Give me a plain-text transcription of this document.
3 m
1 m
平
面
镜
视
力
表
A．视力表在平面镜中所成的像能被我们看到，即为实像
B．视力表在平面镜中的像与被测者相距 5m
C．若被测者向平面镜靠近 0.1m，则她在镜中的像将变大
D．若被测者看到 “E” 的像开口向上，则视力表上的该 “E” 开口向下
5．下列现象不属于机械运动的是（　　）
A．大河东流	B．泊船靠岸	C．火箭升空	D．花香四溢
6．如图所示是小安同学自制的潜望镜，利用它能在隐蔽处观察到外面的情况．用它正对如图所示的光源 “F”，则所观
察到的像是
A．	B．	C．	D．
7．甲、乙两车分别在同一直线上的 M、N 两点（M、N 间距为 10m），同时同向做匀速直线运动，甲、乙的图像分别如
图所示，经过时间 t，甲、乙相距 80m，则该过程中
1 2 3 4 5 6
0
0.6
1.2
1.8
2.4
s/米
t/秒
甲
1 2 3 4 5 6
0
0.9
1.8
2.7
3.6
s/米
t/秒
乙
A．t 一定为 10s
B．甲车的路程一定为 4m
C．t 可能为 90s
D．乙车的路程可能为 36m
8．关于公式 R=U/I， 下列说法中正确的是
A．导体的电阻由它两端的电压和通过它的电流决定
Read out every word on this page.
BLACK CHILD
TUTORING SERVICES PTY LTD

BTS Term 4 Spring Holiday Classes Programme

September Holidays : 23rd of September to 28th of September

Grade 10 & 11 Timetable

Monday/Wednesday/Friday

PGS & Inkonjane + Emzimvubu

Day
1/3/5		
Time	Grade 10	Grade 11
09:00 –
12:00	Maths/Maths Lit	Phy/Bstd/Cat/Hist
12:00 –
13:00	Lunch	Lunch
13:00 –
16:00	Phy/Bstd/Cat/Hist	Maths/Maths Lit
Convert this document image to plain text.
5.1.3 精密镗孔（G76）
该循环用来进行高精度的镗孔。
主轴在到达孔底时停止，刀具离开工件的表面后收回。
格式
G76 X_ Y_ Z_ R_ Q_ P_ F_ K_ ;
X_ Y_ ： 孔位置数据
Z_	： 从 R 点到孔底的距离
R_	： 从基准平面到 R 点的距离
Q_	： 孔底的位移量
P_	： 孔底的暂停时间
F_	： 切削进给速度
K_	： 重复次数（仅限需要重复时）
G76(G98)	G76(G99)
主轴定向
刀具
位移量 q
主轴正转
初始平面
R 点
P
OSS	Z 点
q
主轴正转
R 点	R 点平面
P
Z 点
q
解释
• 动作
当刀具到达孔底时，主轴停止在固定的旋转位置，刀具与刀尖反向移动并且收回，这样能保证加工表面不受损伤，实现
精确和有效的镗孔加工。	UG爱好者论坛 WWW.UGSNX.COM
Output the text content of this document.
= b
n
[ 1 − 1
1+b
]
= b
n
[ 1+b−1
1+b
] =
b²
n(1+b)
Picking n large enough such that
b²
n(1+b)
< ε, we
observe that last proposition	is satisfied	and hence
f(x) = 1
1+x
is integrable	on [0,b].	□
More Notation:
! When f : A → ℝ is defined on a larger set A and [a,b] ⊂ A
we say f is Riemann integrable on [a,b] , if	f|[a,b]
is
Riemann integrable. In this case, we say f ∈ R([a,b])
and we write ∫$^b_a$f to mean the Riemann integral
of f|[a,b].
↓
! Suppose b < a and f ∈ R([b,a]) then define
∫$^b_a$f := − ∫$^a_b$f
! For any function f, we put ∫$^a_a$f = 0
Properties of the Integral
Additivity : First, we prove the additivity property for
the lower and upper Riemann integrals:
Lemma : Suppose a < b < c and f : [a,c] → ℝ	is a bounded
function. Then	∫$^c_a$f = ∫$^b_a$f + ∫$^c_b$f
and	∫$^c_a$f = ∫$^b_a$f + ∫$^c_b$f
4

### [Requirements]
Within the data above, pick out all lines holding the word "Suppose".

### [Reply to the task]
! Suppose b < a and f ∈ R([b,a]) then define
Lemma : Suppose a < b < c and f : [a,c] → ℝ	is a bounded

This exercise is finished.